**Problem requirements**
Look through the lines and report how many include the word "Delay", giving nothing but the number.

**Data listing**
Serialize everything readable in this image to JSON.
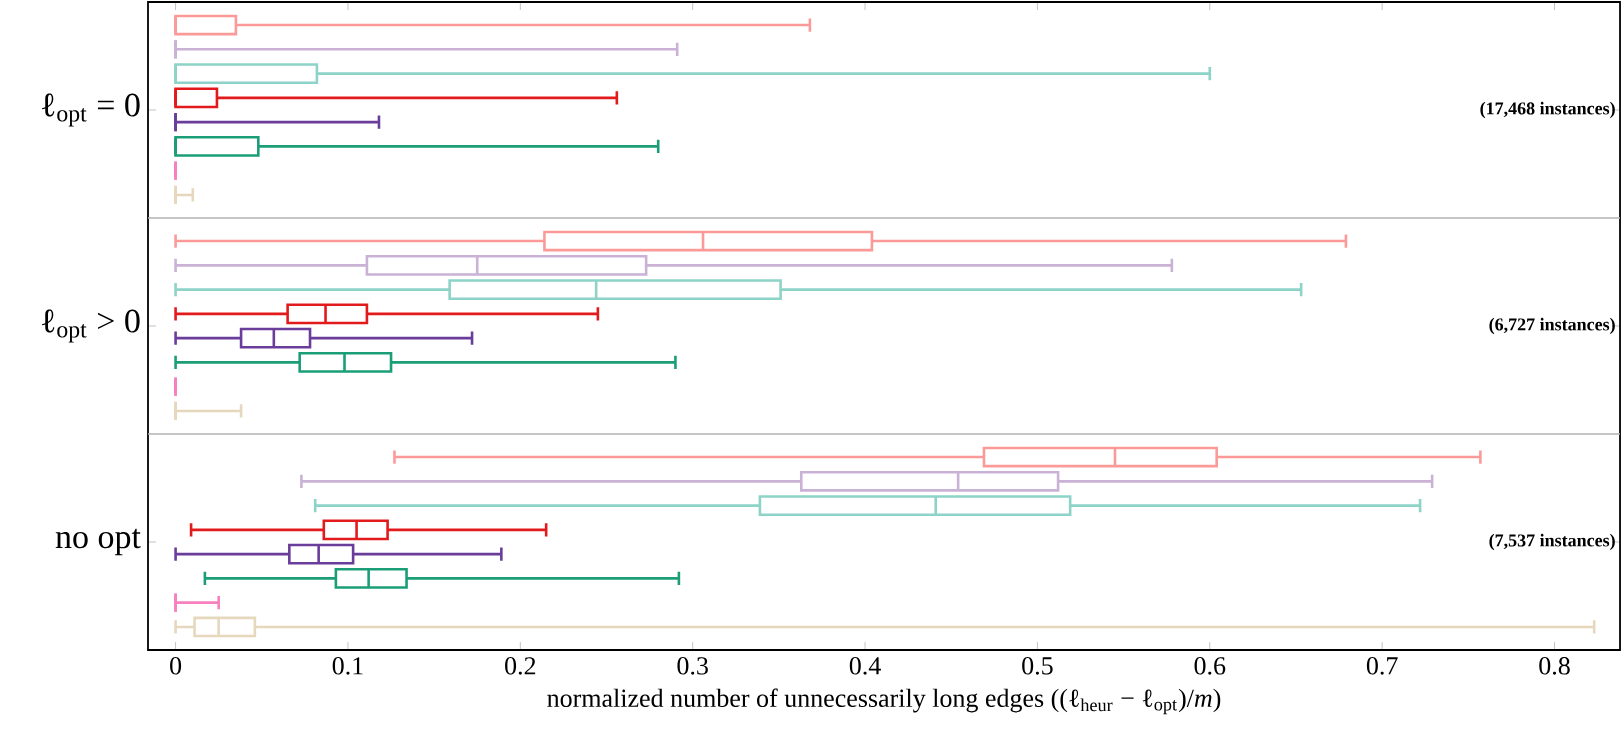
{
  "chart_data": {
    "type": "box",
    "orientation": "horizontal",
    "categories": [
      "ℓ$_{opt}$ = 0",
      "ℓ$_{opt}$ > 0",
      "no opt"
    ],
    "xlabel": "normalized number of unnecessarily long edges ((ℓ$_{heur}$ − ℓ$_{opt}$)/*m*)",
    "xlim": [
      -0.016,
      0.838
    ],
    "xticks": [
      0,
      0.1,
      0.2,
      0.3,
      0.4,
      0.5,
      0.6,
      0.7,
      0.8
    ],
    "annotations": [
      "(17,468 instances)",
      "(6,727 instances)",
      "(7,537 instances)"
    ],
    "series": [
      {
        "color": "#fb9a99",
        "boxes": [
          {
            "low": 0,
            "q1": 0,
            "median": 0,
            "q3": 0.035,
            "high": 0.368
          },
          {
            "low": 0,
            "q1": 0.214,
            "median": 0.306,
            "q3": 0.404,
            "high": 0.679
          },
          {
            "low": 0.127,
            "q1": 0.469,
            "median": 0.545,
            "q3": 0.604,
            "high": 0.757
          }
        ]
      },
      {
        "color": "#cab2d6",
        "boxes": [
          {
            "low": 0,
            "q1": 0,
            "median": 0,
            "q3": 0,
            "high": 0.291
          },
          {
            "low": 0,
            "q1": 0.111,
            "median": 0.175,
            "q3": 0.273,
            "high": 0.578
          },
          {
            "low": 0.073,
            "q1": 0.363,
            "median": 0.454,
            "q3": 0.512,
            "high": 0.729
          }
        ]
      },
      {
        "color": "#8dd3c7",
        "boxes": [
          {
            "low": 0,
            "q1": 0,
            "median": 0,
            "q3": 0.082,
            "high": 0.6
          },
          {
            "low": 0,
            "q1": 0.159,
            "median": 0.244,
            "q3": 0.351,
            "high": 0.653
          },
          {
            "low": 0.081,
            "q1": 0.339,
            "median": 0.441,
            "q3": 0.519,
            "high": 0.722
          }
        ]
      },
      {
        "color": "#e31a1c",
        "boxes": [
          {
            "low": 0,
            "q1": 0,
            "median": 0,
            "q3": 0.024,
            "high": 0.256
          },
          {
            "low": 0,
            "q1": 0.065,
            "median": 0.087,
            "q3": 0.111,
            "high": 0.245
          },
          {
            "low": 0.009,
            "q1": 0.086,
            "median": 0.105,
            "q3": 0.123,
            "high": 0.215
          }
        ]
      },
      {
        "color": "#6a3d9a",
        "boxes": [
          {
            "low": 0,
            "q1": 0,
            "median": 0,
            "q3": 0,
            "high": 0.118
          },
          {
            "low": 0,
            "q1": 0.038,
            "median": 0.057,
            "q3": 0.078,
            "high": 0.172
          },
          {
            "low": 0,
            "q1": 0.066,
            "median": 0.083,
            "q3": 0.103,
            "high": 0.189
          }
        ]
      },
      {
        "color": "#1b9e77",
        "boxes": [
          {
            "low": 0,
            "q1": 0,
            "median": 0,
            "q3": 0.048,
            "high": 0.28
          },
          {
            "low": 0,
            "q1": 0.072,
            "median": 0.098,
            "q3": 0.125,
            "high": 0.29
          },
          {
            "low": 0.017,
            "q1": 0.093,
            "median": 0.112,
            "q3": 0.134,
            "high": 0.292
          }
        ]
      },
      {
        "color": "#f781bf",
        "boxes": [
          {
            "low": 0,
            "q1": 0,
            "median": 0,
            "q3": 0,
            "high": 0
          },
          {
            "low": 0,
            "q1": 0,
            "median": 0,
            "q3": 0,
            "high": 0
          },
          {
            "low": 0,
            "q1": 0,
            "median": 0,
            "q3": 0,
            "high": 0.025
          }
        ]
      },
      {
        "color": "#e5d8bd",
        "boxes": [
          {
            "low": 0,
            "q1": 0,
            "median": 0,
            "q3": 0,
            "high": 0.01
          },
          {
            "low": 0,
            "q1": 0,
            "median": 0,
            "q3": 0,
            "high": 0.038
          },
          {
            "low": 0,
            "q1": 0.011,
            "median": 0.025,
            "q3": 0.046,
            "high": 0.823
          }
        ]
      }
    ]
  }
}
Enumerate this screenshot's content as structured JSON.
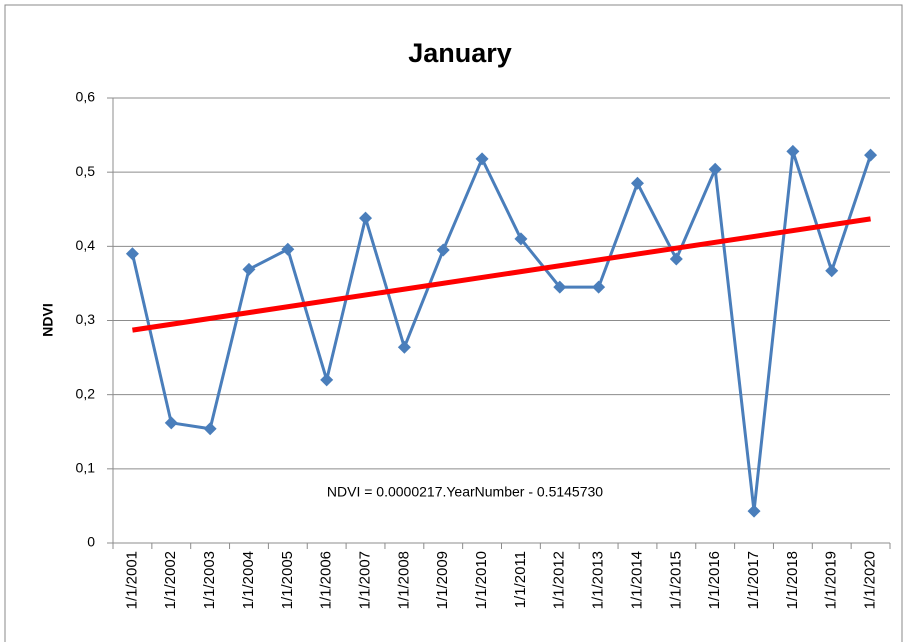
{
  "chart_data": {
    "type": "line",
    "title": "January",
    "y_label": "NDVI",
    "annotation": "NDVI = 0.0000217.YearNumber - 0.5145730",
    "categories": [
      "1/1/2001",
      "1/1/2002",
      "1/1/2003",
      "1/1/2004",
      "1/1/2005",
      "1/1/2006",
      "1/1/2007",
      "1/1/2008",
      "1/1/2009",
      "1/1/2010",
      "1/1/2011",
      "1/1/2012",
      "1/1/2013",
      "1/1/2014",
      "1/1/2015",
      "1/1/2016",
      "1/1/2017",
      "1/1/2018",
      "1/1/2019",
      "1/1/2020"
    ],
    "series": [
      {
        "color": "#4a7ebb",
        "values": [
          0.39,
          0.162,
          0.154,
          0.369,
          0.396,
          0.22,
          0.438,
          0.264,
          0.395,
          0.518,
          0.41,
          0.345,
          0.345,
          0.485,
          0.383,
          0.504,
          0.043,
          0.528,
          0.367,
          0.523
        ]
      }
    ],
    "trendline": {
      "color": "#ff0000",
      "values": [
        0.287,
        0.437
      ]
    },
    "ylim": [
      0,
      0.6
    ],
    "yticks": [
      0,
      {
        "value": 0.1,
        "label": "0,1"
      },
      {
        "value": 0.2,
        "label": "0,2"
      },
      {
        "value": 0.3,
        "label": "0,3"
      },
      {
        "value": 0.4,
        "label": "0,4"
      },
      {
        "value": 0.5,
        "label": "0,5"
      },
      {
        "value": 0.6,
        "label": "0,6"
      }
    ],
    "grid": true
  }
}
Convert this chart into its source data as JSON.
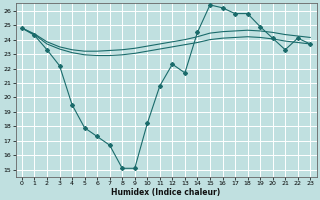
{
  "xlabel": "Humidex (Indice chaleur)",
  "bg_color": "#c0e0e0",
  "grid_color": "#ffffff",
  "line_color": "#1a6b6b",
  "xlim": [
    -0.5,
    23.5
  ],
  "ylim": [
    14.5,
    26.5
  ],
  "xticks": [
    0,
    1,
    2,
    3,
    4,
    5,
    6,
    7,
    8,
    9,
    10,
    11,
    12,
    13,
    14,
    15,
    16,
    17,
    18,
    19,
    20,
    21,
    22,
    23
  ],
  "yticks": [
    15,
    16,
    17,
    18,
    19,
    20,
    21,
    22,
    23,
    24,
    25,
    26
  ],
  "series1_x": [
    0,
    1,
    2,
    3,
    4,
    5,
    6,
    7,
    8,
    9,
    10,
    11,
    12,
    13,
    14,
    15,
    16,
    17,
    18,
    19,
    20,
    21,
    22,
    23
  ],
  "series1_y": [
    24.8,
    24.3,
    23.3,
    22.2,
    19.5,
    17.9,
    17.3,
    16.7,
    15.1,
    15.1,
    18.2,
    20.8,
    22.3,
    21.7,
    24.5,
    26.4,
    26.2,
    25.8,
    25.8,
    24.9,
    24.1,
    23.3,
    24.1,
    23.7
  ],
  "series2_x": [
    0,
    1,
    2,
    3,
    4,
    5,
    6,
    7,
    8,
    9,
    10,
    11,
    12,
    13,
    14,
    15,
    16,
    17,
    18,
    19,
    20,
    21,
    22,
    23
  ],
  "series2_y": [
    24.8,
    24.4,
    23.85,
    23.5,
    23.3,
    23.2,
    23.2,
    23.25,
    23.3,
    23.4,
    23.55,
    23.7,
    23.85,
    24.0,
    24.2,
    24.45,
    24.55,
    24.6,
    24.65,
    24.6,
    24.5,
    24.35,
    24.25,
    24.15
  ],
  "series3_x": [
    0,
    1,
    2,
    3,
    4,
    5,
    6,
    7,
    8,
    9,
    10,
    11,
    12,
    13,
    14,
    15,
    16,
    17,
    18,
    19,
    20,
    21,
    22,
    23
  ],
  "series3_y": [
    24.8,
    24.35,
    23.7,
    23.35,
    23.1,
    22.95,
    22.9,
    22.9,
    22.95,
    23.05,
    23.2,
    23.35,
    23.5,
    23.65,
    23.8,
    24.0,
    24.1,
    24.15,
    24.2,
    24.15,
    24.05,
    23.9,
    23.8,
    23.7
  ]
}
...
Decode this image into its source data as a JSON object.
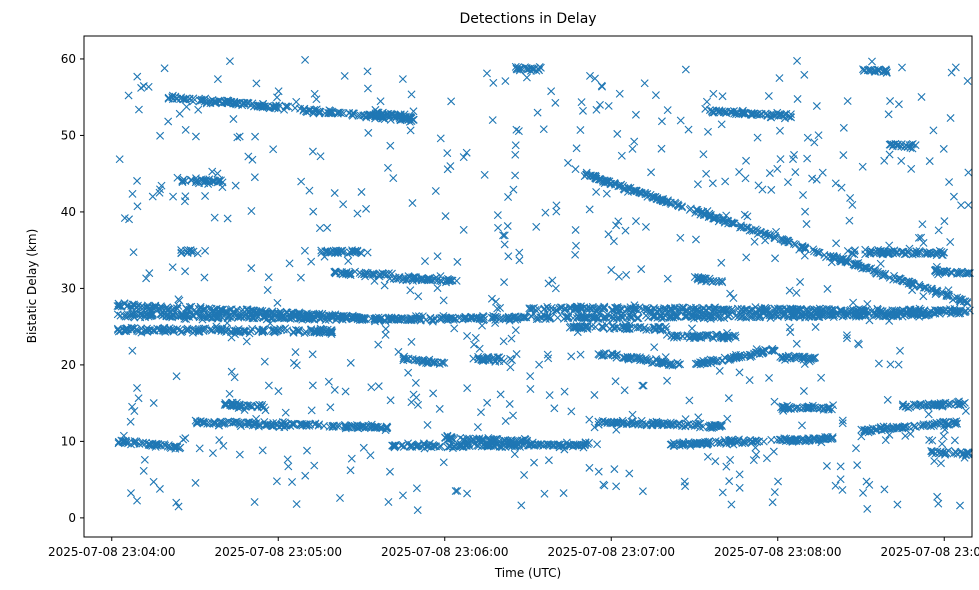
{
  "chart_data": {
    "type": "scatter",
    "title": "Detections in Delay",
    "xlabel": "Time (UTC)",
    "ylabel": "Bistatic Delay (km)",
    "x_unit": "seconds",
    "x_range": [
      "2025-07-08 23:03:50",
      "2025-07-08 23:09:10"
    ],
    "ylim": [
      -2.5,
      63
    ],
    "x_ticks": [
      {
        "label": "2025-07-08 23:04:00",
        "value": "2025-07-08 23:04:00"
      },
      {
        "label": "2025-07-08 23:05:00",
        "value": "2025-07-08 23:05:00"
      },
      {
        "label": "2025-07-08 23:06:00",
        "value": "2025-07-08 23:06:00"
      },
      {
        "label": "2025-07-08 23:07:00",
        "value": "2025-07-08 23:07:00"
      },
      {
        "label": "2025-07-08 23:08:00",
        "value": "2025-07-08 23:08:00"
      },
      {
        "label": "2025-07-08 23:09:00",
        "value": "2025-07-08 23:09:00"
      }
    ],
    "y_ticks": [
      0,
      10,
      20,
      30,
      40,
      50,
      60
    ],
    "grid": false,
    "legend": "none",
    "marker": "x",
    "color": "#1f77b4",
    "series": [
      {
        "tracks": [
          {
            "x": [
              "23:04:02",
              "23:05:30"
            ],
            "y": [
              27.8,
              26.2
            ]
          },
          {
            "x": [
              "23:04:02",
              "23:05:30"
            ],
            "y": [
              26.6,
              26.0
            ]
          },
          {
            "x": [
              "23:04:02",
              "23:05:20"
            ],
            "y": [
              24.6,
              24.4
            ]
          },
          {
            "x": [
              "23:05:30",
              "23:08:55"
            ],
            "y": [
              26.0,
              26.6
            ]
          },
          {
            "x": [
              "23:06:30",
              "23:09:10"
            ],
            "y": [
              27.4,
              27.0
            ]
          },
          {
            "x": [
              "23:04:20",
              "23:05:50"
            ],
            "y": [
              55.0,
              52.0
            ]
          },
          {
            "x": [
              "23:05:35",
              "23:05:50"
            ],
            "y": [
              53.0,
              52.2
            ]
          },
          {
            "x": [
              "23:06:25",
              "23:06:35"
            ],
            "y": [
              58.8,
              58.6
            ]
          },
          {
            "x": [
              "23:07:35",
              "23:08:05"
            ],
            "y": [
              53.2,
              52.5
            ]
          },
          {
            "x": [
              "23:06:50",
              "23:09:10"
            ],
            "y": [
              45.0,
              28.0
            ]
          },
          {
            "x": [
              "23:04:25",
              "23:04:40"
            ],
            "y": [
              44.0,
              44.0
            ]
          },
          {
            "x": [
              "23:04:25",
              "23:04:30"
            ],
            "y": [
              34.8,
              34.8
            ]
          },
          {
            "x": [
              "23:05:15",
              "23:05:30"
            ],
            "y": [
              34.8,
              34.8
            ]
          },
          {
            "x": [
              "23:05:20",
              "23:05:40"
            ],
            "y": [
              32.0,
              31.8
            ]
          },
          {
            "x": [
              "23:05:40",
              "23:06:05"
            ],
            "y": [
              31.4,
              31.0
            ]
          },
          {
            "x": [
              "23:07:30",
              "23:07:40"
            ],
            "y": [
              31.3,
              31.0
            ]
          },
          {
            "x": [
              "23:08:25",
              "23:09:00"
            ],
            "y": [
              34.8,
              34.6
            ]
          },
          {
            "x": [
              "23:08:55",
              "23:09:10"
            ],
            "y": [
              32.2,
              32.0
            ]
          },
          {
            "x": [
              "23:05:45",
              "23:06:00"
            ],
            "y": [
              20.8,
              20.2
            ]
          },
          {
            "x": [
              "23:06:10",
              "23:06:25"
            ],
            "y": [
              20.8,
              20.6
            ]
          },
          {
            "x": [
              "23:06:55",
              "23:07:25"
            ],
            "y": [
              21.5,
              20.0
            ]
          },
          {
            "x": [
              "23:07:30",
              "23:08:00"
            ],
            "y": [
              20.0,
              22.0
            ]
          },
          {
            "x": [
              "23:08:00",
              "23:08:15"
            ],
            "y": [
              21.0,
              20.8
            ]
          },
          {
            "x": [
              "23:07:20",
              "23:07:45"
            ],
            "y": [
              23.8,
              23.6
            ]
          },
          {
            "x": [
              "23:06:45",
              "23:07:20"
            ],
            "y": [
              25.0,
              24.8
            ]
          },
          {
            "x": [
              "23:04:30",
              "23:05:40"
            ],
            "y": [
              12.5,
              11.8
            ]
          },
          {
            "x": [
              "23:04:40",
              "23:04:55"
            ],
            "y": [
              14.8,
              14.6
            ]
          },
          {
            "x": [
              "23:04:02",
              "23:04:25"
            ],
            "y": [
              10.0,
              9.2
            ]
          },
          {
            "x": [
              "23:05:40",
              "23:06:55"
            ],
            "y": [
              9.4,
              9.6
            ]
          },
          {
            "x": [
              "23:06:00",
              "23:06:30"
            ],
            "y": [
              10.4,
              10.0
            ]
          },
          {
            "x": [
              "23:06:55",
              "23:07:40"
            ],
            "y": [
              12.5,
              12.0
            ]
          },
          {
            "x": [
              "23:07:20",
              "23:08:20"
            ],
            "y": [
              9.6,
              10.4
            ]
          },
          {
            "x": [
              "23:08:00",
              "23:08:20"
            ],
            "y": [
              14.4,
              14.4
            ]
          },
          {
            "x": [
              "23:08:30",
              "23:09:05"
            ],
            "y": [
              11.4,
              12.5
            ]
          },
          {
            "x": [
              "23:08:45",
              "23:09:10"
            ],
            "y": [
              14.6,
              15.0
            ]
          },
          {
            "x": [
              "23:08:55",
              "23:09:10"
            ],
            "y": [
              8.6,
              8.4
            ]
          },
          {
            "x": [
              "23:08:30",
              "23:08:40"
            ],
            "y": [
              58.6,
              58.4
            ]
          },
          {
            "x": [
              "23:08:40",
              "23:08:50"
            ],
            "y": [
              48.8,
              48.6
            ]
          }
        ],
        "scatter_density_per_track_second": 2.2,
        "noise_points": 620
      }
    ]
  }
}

**The solution**
2